CHALLENGE: Search the records for "Mozilla". Copy every line where it appears.
## begin
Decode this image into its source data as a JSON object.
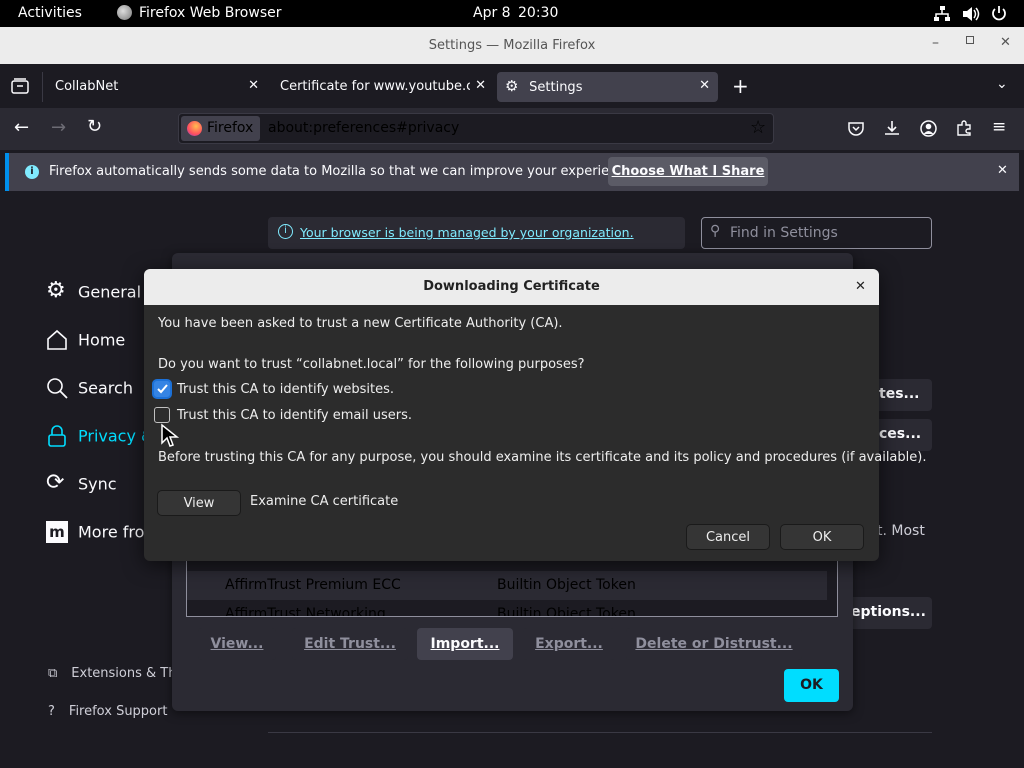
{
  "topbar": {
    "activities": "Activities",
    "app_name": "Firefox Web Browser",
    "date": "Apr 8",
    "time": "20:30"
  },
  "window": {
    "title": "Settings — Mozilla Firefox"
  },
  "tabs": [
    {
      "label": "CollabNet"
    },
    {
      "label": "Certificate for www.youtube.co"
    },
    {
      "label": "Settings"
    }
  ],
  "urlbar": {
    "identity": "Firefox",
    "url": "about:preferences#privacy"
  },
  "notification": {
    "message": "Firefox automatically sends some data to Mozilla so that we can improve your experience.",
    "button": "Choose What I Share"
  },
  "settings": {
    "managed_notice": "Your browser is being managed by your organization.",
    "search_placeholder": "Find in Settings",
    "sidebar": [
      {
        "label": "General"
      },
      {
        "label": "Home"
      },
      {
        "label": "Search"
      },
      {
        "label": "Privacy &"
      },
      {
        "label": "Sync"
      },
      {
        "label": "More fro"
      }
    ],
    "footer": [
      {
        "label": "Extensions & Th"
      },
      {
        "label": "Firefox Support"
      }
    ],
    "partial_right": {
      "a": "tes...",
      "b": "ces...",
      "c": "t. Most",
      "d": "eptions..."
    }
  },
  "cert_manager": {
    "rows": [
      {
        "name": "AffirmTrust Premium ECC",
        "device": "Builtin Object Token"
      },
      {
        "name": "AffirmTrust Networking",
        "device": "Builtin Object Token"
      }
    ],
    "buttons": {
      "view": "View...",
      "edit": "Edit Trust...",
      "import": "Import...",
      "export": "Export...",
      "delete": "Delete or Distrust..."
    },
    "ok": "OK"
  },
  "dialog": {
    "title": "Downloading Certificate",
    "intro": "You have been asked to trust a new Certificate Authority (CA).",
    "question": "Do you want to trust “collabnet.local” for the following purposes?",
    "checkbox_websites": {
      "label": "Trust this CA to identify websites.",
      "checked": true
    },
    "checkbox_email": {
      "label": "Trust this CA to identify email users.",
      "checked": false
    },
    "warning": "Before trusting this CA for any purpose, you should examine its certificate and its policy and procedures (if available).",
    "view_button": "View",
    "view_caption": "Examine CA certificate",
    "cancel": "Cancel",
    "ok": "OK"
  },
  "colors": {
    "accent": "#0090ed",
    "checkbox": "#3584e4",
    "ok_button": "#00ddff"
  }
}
## end
SOLUTION TO THE PROBLEM:
    "title": "Settings — Mozilla Firefox"
    "message": "Firefox automatically sends some data to Mozilla so that we can improve your experience.",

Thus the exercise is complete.